- _Do this_
With the pictures omitted, write out the entries that follow exactly as they stand.

- _Exercise input_

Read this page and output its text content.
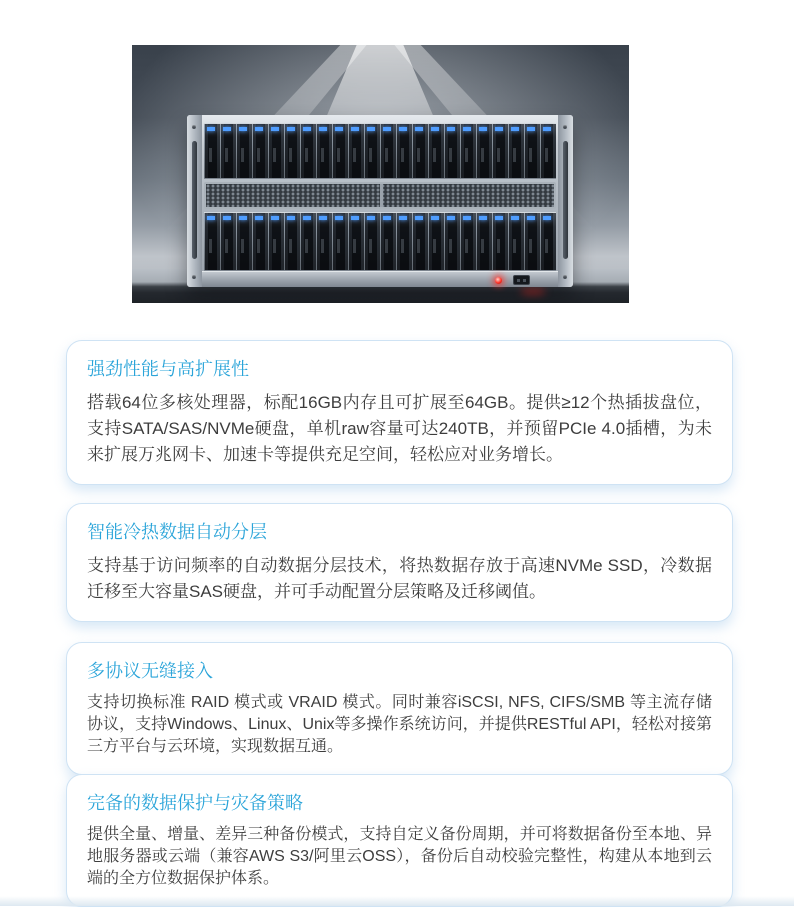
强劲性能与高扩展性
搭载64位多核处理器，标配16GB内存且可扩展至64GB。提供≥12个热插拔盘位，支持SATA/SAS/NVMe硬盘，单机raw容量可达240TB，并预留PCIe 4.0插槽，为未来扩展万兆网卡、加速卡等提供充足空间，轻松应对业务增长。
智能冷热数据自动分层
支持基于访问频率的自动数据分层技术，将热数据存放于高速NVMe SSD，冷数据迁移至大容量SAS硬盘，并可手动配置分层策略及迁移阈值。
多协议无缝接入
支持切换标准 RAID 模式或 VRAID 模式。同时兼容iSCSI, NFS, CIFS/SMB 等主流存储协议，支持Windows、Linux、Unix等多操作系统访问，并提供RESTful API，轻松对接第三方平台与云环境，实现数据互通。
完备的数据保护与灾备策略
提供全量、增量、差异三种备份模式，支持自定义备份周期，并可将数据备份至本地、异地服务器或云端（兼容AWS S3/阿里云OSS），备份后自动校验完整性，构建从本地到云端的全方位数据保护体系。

- _Completed task_
Read this page and output its text content.
强劲性能与高扩展性
搭载64位多核处理器，标配16GB内存且可扩展至64GB。提供≥12个热插拔盘位，支持SATA/SAS/NVMe硬盘，单机raw容量可达240TB，并预留PCIe 4.0插槽，为未来扩展万兆网卡、加速卡等提供充足空间，轻松应对业务增长。
智能冷热数据自动分层
支持基于访问频率的自动数据分层技术，将热数据存放于高速NVMe SSD，冷数据迁移至大容量SAS硬盘，并可手动配置分层策略及迁移阈值。
多协议无缝接入
支持切换标准 RAID 模式或 VRAID 模式。同时兼容iSCSI, NFS, CIFS/SMB 等主流存储协议，支持Windows、Linux、Unix等多操作系统访问，并提供RESTful API，轻松对接第三方平台与云环境，实现数据互通。
完备的数据保护与灾备策略
提供全量、增量、差异三种备份模式，支持自定义备份周期，并可将数据备份至本地、异地服务器或云端（兼容AWS S3/阿里云OSS），备份后自动校验完整性，构建从本地到云端的全方位数据保护体系。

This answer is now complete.